PROBLEM STATEMENT: Report all lines holding "spread".

Dataset listings of figures:

___

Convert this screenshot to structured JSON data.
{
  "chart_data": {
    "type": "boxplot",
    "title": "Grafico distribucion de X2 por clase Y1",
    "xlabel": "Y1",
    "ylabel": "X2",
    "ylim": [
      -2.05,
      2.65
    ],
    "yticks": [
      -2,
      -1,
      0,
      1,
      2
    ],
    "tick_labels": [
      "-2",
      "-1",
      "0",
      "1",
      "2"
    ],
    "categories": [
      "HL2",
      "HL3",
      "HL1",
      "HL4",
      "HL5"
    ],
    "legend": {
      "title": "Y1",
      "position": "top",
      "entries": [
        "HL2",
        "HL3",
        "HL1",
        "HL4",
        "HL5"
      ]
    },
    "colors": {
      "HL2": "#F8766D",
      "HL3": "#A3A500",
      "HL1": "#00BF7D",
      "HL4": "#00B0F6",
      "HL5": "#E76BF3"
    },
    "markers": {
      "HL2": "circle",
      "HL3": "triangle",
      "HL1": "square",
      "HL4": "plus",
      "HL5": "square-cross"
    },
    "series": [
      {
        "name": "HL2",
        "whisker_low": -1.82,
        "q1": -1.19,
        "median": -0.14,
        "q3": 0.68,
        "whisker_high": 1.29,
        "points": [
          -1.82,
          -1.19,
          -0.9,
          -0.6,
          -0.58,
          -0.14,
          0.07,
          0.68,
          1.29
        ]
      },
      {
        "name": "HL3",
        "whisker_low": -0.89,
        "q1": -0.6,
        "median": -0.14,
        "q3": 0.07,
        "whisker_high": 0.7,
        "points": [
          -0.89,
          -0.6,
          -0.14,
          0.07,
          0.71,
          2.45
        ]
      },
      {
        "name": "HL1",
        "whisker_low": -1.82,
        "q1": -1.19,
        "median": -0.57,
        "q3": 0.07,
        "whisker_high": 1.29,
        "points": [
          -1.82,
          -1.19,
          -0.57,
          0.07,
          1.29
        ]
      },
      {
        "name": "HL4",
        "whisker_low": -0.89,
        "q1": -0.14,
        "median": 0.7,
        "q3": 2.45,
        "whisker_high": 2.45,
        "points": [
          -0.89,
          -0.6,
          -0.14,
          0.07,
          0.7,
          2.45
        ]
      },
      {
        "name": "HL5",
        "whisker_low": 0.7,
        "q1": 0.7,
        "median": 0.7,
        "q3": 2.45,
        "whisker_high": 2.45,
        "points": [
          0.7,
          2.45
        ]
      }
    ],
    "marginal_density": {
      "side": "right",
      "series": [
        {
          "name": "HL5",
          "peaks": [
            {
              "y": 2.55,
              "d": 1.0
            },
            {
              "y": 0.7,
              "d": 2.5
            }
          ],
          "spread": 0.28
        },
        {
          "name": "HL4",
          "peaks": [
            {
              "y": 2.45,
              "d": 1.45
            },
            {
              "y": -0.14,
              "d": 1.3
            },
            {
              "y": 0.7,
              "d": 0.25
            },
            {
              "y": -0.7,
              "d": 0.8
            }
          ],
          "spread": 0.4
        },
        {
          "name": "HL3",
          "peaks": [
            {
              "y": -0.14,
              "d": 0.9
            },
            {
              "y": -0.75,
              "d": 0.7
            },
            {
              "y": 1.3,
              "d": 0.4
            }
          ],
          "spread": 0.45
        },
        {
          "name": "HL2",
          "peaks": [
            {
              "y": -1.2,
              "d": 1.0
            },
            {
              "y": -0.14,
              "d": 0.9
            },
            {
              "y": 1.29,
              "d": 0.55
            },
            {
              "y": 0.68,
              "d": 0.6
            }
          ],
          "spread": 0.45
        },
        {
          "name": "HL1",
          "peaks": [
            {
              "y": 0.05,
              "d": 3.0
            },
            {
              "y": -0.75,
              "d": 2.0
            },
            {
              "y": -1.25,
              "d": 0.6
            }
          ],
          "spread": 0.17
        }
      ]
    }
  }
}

___

WRITTEN ANSWER:
          "spread": 0.28
          "spread": 0.4
          "spread": 0.45
          "spread": 0.45
          "spread": 0.17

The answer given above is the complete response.